⟨

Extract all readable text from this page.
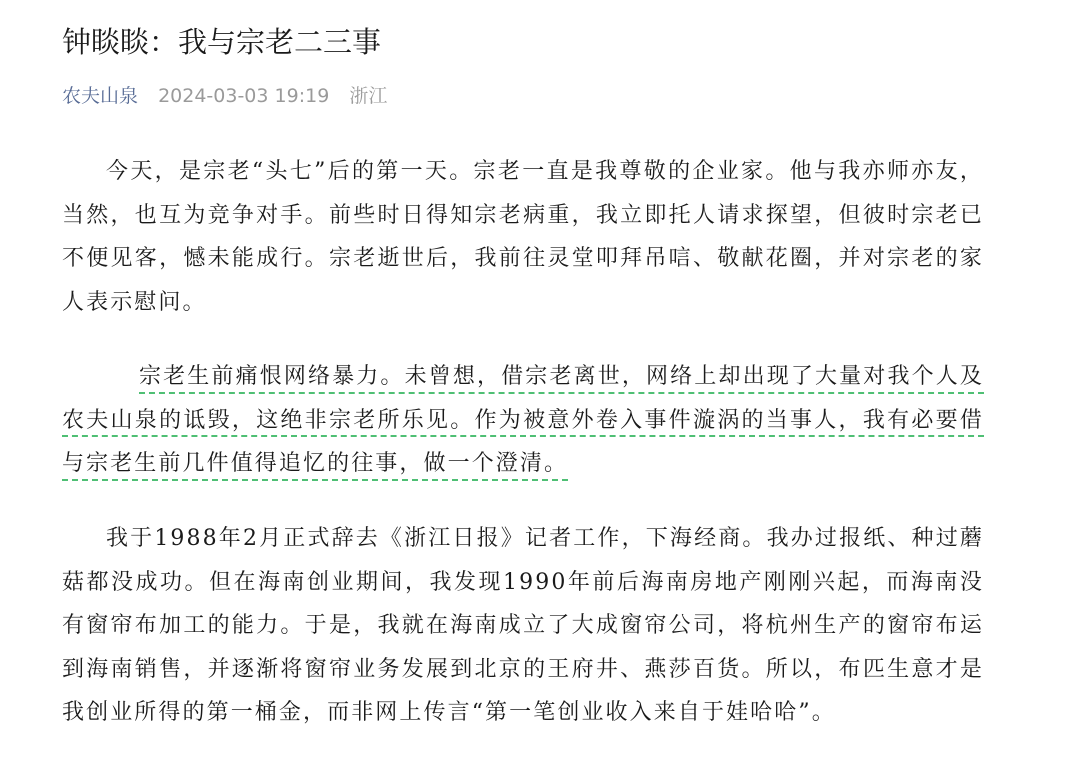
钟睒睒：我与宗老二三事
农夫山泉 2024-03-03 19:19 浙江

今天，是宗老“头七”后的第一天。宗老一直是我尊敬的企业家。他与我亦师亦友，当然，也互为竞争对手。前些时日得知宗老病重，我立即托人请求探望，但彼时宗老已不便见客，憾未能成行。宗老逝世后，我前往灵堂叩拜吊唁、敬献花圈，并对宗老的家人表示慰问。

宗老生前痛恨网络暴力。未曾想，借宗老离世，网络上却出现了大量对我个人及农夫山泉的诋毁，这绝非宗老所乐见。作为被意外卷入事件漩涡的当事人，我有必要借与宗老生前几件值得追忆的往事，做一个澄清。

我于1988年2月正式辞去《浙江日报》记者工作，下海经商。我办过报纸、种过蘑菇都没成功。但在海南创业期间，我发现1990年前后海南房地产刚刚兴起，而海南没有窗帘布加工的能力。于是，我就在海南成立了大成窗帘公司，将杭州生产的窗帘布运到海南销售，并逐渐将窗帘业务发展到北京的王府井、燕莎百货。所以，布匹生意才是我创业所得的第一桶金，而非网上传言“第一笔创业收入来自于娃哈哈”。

⟩
⟨

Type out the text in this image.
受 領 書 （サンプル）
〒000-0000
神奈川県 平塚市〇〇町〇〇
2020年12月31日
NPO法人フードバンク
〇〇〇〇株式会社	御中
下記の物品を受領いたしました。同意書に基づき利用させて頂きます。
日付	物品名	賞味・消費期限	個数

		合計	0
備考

⟩
⟨

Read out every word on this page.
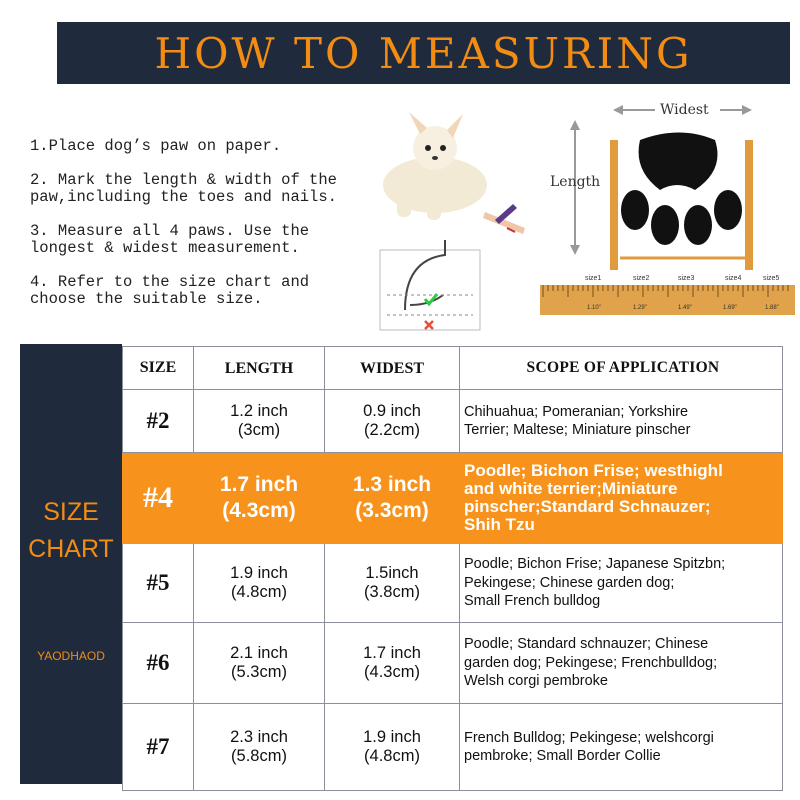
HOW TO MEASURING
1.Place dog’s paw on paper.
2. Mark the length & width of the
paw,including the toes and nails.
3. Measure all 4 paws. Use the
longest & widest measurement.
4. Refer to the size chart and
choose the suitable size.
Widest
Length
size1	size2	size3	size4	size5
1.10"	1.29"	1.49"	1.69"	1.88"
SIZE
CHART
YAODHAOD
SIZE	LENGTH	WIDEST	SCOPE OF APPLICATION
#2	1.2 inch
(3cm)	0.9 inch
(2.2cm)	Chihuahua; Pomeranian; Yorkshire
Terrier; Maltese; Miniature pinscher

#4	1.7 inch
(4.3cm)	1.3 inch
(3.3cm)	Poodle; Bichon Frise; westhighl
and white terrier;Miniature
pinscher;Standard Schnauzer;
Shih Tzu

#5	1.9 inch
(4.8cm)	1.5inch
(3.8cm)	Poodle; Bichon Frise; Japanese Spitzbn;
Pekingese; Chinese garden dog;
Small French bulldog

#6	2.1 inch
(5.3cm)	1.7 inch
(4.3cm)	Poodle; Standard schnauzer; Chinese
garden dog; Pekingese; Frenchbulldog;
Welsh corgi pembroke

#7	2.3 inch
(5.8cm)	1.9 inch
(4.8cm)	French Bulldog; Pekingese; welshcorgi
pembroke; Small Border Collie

⟩

Work to complete: Show every line from the entries above in which the word "Miniature" appears.

Output of the exercise:
Terrier; Maltese; Miniature pinscher
and white terrier;Miniature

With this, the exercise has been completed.